> [Records for the task]:
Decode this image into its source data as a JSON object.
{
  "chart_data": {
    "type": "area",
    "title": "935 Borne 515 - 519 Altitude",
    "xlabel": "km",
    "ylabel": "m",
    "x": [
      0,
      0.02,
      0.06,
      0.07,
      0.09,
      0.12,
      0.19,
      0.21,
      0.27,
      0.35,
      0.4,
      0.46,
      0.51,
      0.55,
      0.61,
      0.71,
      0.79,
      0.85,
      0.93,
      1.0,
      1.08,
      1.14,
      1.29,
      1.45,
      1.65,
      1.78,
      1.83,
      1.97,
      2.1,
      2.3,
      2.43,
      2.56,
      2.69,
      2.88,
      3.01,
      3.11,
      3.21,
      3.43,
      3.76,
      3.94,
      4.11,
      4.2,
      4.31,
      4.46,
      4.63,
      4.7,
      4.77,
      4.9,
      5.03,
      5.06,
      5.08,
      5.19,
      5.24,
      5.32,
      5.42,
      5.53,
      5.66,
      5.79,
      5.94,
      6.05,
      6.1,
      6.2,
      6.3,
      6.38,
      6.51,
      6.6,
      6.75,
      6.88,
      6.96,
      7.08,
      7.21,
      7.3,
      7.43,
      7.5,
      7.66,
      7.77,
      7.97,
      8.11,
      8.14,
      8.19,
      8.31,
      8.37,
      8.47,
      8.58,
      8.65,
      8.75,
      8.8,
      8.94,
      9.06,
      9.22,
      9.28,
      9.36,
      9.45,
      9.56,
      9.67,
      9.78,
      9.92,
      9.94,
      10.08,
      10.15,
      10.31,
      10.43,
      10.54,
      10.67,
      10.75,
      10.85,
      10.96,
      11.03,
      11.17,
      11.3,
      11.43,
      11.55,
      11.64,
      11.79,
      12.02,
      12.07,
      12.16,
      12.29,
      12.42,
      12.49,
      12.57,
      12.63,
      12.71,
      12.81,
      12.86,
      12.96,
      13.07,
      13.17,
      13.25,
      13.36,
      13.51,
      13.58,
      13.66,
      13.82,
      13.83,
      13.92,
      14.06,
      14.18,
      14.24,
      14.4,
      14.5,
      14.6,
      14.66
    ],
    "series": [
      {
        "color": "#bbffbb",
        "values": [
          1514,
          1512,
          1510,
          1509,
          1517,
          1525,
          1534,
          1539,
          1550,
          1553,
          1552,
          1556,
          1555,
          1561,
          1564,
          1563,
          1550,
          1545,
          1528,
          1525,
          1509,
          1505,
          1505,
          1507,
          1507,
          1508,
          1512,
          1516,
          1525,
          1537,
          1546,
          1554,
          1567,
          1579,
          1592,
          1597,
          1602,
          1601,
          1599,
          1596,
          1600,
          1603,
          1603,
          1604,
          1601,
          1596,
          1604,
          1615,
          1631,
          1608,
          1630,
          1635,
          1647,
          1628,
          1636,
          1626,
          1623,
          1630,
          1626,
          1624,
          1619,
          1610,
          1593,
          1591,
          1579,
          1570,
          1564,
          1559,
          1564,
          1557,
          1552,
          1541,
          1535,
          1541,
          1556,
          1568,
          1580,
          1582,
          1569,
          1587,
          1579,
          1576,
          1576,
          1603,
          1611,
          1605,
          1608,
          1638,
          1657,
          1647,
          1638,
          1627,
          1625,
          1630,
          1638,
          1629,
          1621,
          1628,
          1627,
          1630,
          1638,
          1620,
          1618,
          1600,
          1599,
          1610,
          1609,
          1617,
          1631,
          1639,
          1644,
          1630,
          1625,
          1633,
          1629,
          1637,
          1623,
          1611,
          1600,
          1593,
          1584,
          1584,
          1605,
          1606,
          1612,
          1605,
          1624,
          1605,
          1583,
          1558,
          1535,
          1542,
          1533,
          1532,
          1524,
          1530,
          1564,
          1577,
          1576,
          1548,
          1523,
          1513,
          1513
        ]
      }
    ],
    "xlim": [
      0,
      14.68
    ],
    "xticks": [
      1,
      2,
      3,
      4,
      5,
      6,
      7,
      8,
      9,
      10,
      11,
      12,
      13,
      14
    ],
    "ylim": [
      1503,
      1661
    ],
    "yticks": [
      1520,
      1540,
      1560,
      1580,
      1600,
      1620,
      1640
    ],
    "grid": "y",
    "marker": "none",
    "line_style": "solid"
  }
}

> [Directions]:
Write out every line of the records exactly.

> [Answer to this exercise]:
Decode this image into its source data as a JSON object.
{
  "chart_data": {
    "type": "area",
    "title": "935 Borne 515 - 519 Altitude",
    "xlabel": "km",
    "ylabel": "m",
    "x": [
      0,
      0.02,
      0.06,
      0.07,
      0.09,
      0.12,
      0.19,
      0.21,
      0.27,
      0.35,
      0.4,
      0.46,
      0.51,
      0.55,
      0.61,
      0.71,
      0.79,
      0.85,
      0.93,
      1.0,
      1.08,
      1.14,
      1.29,
      1.45,
      1.65,
      1.78,
      1.83,
      1.97,
      2.1,
      2.3,
      2.43,
      2.56,
      2.69,
      2.88,
      3.01,
      3.11,
      3.21,
      3.43,
      3.76,
      3.94,
      4.11,
      4.2,
      4.31,
      4.46,
      4.63,
      4.7,
      4.77,
      4.9,
      5.03,
      5.06,
      5.08,
      5.19,
      5.24,
      5.32,
      5.42,
      5.53,
      5.66,
      5.79,
      5.94,
      6.05,
      6.1,
      6.2,
      6.3,
      6.38,
      6.51,
      6.6,
      6.75,
      6.88,
      6.96,
      7.08,
      7.21,
      7.3,
      7.43,
      7.5,
      7.66,
      7.77,
      7.97,
      8.11,
      8.14,
      8.19,
      8.31,
      8.37,
      8.47,
      8.58,
      8.65,
      8.75,
      8.8,
      8.94,
      9.06,
      9.22,
      9.28,
      9.36,
      9.45,
      9.56,
      9.67,
      9.78,
      9.92,
      9.94,
      10.08,
      10.15,
      10.31,
      10.43,
      10.54,
      10.67,
      10.75,
      10.85,
      10.96,
      11.03,
      11.17,
      11.3,
      11.43,
      11.55,
      11.64,
      11.79,
      12.02,
      12.07,
      12.16,
      12.29,
      12.42,
      12.49,
      12.57,
      12.63,
      12.71,
      12.81,
      12.86,
      12.96,
      13.07,
      13.17,
      13.25,
      13.36,
      13.51,
      13.58,
      13.66,
      13.82,
      13.83,
      13.92,
      14.06,
      14.18,
      14.24,
      14.4,
      14.5,
      14.6,
      14.66
    ],
    "series": [
      {
        "color": "#bbffbb",
        "values": [
          1514,
          1512,
          1510,
          1509,
          1517,
          1525,
          1534,
          1539,
          1550,
          1553,
          1552,
          1556,
          1555,
          1561,
          1564,
          1563,
          1550,
          1545,
          1528,
          1525,
          1509,
          1505,
          1505,
          1507,
          1507,
          1508,
          1512,
          1516,
          1525,
          1537,
          1546,
          1554,
          1567,
          1579,
          1592,
          1597,
          1602,
          1601,
          1599,
          1596,
          1600,
          1603,
          1603,
          1604,
          1601,
          1596,
          1604,
          1615,
          1631,
          1608,
          1630,
          1635,
          1647,
          1628,
          1636,
          1626,
          1623,
          1630,
          1626,
          1624,
          1619,
          1610,
          1593,
          1591,
          1579,
          1570,
          1564,
          1559,
          1564,
          1557,
          1552,
          1541,
          1535,
          1541,
          1556,
          1568,
          1580,
          1582,
          1569,
          1587,
          1579,
          1576,
          1576,
          1603,
          1611,
          1605,
          1608,
          1638,
          1657,
          1647,
          1638,
          1627,
          1625,
          1630,
          1638,
          1629,
          1621,
          1628,
          1627,
          1630,
          1638,
          1620,
          1618,
          1600,
          1599,
          1610,
          1609,
          1617,
          1631,
          1639,
          1644,
          1630,
          1625,
          1633,
          1629,
          1637,
          1623,
          1611,
          1600,
          1593,
          1584,
          1584,
          1605,
          1606,
          1612,
          1605,
          1624,
          1605,
          1583,
          1558,
          1535,
          1542,
          1533,
          1532,
          1524,
          1530,
          1564,
          1577,
          1576,
          1548,
          1523,
          1513,
          1513
        ]
      }
    ],
    "xlim": [
      0,
      14.68
    ],
    "xticks": [
      1,
      2,
      3,
      4,
      5,
      6,
      7,
      8,
      9,
      10,
      11,
      12,
      13,
      14
    ],
    "ylim": [
      1503,
      1661
    ],
    "yticks": [
      1520,
      1540,
      1560,
      1580,
      1600,
      1620,
      1640
    ],
    "grid": "y",
    "marker": "none",
    "line_style": "solid"
  }
}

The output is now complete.